> _Exercise requirements_: Wherever a line below holds the word "University", copy that line.

> _Material provided_:
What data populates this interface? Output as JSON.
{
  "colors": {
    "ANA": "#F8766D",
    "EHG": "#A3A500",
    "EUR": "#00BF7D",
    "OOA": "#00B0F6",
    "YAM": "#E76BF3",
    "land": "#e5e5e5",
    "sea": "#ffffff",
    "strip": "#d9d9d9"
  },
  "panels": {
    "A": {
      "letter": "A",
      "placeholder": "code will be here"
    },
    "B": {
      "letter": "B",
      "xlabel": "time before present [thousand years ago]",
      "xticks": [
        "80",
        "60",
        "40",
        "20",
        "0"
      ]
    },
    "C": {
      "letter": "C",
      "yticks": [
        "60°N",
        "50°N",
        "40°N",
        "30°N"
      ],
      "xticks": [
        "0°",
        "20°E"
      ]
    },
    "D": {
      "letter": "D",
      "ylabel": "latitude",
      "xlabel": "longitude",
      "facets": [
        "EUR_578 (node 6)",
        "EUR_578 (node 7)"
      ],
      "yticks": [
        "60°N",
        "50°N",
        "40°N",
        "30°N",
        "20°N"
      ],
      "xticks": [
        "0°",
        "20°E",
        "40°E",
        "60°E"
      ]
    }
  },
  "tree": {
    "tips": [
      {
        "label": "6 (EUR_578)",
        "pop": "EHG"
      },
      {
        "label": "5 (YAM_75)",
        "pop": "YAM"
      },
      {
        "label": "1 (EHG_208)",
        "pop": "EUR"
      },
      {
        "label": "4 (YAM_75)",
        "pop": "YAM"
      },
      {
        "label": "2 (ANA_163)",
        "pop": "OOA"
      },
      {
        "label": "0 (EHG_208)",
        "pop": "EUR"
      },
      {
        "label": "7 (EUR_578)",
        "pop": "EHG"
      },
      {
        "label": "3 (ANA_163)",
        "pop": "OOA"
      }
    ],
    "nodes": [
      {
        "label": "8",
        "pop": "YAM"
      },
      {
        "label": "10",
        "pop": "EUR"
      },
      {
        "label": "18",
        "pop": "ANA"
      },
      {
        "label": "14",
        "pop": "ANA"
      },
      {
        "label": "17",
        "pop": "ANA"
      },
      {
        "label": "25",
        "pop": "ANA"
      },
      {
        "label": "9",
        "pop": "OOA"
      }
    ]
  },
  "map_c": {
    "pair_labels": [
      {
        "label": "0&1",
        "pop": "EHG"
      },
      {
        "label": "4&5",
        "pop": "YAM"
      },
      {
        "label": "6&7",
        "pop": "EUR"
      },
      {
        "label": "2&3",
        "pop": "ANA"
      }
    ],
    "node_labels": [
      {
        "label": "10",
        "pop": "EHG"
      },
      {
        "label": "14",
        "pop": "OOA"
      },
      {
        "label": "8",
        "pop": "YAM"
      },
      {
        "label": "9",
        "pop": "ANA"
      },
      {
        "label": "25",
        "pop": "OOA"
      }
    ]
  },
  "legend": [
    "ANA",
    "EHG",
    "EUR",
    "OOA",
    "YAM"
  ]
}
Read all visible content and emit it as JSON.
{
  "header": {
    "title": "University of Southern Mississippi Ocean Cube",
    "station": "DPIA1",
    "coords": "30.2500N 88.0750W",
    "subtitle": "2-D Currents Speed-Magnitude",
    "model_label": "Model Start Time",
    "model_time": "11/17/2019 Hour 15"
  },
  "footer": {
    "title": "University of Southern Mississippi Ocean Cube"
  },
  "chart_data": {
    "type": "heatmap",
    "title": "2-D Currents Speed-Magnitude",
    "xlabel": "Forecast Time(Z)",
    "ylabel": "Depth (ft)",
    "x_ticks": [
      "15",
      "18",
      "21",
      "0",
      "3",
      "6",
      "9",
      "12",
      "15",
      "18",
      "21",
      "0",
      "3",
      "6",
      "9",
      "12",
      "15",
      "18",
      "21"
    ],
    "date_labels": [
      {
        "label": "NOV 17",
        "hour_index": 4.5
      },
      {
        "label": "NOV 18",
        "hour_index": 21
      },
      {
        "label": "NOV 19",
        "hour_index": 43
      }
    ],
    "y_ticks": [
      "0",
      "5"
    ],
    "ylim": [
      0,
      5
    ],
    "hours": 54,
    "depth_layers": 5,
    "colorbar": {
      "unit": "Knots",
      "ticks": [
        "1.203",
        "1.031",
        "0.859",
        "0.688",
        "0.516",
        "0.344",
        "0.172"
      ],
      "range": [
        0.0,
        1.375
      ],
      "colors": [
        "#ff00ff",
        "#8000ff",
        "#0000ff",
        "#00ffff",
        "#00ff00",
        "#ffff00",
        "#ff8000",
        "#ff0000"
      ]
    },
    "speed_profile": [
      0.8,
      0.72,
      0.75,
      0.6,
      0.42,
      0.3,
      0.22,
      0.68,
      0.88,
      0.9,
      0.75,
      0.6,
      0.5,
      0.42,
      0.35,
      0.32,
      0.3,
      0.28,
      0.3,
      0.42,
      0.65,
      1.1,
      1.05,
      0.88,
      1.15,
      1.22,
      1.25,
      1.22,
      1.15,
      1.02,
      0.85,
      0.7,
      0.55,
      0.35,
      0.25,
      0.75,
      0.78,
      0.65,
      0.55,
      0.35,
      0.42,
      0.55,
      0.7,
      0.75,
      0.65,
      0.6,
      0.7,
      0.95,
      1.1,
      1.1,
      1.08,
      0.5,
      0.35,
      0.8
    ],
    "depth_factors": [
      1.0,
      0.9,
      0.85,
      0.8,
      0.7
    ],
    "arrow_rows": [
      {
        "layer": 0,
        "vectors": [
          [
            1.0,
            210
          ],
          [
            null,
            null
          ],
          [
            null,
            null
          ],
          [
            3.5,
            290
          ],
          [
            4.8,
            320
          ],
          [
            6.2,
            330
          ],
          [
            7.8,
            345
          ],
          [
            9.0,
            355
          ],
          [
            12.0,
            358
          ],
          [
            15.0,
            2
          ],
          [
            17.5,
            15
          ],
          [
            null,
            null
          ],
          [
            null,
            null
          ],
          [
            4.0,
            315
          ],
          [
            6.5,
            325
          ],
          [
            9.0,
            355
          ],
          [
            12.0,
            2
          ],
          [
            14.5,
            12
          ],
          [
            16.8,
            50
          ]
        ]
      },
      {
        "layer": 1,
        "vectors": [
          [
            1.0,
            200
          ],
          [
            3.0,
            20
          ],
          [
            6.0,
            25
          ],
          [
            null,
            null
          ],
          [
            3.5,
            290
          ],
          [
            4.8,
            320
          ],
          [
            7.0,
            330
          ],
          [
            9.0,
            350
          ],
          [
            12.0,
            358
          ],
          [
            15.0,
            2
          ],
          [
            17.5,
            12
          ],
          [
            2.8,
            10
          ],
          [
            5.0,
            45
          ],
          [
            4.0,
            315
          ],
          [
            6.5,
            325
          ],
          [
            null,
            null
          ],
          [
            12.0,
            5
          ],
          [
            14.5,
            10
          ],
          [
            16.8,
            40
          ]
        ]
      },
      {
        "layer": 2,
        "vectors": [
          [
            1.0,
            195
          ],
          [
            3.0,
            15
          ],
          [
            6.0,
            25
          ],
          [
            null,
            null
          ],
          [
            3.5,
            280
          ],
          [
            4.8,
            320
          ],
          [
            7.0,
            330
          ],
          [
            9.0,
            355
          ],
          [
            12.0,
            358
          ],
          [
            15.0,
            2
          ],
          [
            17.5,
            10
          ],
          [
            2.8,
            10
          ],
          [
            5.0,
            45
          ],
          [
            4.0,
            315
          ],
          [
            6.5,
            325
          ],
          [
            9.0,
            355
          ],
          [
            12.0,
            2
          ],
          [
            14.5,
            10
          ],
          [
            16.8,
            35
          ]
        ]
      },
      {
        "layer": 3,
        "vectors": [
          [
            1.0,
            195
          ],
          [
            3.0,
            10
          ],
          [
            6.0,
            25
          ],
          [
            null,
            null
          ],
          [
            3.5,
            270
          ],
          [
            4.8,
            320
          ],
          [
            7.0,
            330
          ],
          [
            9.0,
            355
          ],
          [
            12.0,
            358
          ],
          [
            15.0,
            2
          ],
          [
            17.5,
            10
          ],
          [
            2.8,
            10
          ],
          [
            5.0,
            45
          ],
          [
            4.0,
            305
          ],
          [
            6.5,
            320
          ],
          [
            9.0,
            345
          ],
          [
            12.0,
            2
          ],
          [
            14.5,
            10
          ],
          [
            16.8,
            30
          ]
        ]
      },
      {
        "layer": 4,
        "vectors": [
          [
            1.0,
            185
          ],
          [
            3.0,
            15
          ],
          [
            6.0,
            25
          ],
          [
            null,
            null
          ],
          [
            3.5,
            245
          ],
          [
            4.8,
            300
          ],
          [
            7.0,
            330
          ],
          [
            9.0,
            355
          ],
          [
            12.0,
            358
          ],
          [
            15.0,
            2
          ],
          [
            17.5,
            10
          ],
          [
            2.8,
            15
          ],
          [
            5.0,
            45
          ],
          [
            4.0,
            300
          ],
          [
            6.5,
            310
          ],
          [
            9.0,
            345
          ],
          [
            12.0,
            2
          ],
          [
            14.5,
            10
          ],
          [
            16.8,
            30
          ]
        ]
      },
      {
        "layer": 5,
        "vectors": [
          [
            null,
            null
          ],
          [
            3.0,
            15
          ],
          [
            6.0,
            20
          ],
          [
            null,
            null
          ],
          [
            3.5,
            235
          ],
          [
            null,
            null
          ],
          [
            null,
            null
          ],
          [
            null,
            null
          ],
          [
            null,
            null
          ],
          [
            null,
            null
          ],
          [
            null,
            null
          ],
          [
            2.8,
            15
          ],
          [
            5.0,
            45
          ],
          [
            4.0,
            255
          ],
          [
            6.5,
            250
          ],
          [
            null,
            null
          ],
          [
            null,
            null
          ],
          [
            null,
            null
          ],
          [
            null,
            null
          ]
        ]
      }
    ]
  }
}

> _Full solution_:
    "title": "University of Southern Mississippi Ocean Cube",
    "title": "University of Southern Mississippi Ocean Cube"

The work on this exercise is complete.